TEXT BLOCK:
┌────────

Authly Send

End-to-End Encryption Explained: How It Protects You

· 5 min read

You've probably seen the phrase "end-to-end encrypted" in apps like WhatsApp, Signal, and iMessage. But what does it actually mean? And why should you care?

End-to-end encryption (E2EE) means that only the sender and recipient can read a message. Not the app company, not your internet provider, not a hacker sitting on the same WiFi — nobody in between can decrypt the content.

How End-to-End Encryption Works

Think of it like sending a letter in a locked box. You lock the box, send it through the mail, and only the recipient has the key to open it. The postal service carries the box, but can't see inside it.

In technical terms:

  1. Your device generates an encryption key — a unique digital "lock" for this specific message
  2. Your message is encrypted on your device using this key, turning it into unreadable ciphertext
  3. The ciphertext travels through the internet and the service's servers
  4. The recipient's device decrypts the ciphertext using the matching key, revealing the original message

The critical point: the encryption key is never on the server. The server only ever sees encrypted gibberish. Even if the server is hacked, the data is useless without the key.

└────────

DATA SUPPLIED:
┌────────

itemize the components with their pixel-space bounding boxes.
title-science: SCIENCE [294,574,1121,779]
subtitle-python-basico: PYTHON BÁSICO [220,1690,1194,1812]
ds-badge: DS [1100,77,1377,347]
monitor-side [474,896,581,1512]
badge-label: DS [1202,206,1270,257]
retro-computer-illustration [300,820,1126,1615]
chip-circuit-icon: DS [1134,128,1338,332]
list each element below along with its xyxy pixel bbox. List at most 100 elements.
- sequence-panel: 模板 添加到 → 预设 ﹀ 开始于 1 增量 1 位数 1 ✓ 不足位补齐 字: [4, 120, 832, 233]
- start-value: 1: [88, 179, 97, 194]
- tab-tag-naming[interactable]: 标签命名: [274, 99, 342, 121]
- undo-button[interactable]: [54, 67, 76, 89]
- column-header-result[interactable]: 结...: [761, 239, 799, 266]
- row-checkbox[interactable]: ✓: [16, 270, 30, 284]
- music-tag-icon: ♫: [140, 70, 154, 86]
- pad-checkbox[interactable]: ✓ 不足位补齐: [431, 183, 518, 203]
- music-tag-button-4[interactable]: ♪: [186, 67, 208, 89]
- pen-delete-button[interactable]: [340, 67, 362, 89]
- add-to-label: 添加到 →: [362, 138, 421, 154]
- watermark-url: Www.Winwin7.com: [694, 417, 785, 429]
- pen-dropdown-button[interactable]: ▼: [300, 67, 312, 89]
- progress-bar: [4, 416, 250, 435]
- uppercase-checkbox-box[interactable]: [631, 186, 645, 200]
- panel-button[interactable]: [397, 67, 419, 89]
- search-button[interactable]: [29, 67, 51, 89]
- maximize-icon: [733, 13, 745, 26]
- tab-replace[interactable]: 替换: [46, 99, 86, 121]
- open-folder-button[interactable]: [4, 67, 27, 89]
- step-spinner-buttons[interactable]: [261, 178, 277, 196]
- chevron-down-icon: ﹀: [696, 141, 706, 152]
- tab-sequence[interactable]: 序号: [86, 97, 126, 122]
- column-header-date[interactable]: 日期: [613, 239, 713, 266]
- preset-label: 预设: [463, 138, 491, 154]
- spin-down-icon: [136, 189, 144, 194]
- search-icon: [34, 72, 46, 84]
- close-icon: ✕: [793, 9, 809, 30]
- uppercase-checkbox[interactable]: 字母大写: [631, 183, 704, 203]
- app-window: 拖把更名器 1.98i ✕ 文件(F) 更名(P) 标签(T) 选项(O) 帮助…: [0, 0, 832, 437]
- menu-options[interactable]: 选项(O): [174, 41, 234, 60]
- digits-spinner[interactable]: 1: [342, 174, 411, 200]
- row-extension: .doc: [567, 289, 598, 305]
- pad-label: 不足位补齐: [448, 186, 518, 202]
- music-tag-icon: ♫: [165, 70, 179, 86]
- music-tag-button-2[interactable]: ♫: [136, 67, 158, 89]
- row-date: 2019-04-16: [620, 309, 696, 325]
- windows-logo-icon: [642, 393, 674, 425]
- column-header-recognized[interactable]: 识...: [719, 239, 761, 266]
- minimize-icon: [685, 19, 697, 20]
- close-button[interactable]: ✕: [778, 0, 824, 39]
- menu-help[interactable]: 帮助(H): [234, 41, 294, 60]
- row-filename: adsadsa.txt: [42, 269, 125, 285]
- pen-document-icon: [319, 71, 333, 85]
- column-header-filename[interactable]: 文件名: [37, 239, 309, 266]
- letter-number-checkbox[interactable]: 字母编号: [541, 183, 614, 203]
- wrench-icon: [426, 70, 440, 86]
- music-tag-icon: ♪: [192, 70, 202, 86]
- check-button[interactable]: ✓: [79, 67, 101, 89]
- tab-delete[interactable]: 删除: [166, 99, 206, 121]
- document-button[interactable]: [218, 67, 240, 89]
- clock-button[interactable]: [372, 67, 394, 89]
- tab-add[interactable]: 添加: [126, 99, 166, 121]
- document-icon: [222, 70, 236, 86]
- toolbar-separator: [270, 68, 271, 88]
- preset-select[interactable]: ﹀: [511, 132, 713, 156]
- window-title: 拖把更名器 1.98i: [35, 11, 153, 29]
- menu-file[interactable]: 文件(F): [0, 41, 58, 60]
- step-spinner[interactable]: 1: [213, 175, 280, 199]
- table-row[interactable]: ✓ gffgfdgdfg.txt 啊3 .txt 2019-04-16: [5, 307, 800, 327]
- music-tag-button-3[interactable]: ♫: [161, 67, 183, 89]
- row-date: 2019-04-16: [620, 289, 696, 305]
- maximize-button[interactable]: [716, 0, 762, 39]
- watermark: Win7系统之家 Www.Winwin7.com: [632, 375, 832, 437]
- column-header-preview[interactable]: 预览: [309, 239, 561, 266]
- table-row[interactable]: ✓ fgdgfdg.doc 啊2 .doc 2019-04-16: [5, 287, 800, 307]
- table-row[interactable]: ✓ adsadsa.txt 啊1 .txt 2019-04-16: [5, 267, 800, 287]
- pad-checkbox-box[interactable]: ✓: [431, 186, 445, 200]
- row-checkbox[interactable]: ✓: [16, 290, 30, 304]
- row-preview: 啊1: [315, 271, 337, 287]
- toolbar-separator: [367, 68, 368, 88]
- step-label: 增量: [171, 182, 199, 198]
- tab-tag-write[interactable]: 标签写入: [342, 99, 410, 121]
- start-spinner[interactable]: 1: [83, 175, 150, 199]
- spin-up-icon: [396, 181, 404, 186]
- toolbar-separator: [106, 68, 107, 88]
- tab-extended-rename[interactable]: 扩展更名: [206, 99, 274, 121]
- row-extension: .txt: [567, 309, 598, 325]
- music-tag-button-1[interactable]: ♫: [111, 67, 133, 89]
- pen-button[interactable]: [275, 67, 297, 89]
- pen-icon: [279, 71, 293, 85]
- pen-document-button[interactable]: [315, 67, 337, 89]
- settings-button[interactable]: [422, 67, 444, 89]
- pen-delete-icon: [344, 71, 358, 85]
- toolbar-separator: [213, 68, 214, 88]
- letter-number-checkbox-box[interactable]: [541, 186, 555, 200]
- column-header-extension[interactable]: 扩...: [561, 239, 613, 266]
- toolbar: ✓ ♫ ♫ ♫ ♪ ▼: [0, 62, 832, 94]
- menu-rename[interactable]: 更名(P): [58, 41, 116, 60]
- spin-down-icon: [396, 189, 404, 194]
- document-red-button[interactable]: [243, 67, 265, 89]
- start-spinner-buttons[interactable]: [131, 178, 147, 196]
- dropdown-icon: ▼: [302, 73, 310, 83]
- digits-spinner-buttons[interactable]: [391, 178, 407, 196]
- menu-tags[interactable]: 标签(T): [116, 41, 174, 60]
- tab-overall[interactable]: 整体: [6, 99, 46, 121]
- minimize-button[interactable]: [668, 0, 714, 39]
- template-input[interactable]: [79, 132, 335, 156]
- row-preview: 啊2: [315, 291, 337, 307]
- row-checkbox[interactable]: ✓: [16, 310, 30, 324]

└────────

ASSIGNED TASK 1:
Name every messaging app that the encryption article mentions.
ASSIGNED TASK 2:
Carry the encryption article forward from its last sentence.
The records have no connection to the encryption article.

WRITTEN REPLY 1:
WhatsApp, Signal, iMessage

WRITTEN REPLY 2:
End-to-End Encryption vs. Encryption in Transit

Many services use "encryption in transit" (TLS/HTTPS), which encrypts data as it travels between your device and the server. But once it arrives at the server, the service decrypts and can read it.

Here's the key difference:

  • Encryption in transit: Protected from hackers while moving, but the service provider can read it on their servers
  • End-to-end encryption: Protected everywhere — in transit AND on the server. Only you and the recipient can read it

When a service says "we use HTTPS" or "your data is encrypted," that usually means encryption in transit only. It does not mean the company can't read your data.

Why End-to-End Encryption Matters

Protection from Data Breaches

Major companies suffer data breaches regularly. If a service with E2EE is breached, the stolen data is encrypted and useless to the attacker. Without E2EE, a breach exposes everything in plain text.

Protection from Government Surveillance

Governments around the world request user data from tech companies. With E2EE, even if a company complies, they can only hand over encrypted data they can't decrypt themselves.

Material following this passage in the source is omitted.